**Requirements:**
Reproduce every record below exactly as it appears.

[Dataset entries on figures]
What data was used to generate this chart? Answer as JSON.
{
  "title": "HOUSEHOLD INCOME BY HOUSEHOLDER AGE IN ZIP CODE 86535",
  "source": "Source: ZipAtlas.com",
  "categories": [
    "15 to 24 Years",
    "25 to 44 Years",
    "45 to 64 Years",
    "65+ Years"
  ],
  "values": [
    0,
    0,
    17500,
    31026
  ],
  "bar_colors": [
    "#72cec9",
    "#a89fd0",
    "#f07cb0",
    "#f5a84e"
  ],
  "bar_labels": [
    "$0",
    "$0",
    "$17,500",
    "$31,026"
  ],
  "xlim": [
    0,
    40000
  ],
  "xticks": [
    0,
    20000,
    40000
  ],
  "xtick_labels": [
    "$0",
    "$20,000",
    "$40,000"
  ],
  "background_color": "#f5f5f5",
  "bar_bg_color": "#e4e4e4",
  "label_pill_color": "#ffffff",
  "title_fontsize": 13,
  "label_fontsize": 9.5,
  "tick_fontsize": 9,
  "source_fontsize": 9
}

**The reply:**
What data was used to generate this chart? Answer as JSON.
{
  "title": "HOUSEHOLD INCOME BY HOUSEHOLDER AGE IN ZIP CODE 86535",
  "source": "Source: ZipAtlas.com",
  "categories": [
    "15 to 24 Years",
    "25 to 44 Years",
    "45 to 64 Years",
    "65+ Years"
  ],
  "values": [
    0,
    0,
    17500,
    31026
  ],
  "bar_colors": [
    "#72cec9",
    "#a89fd0",
    "#f07cb0",
    "#f5a84e"
  ],
  "bar_labels": [
    "$0",
    "$0",
    "$17,500",
    "$31,026"
  ],
  "xlim": [
    0,
    40000
  ],
  "xticks": [
    0,
    20000,
    40000
  ],
  "xtick_labels": [
    "$0",
    "$20,000",
    "$40,000"
  ],
  "background_color": "#f5f5f5",
  "bar_bg_color": "#e4e4e4",
  "label_pill_color": "#ffffff",
  "title_fontsize": 13,
  "label_fontsize": 9.5,
  "tick_fontsize": 9,
  "source_fontsize": 9
}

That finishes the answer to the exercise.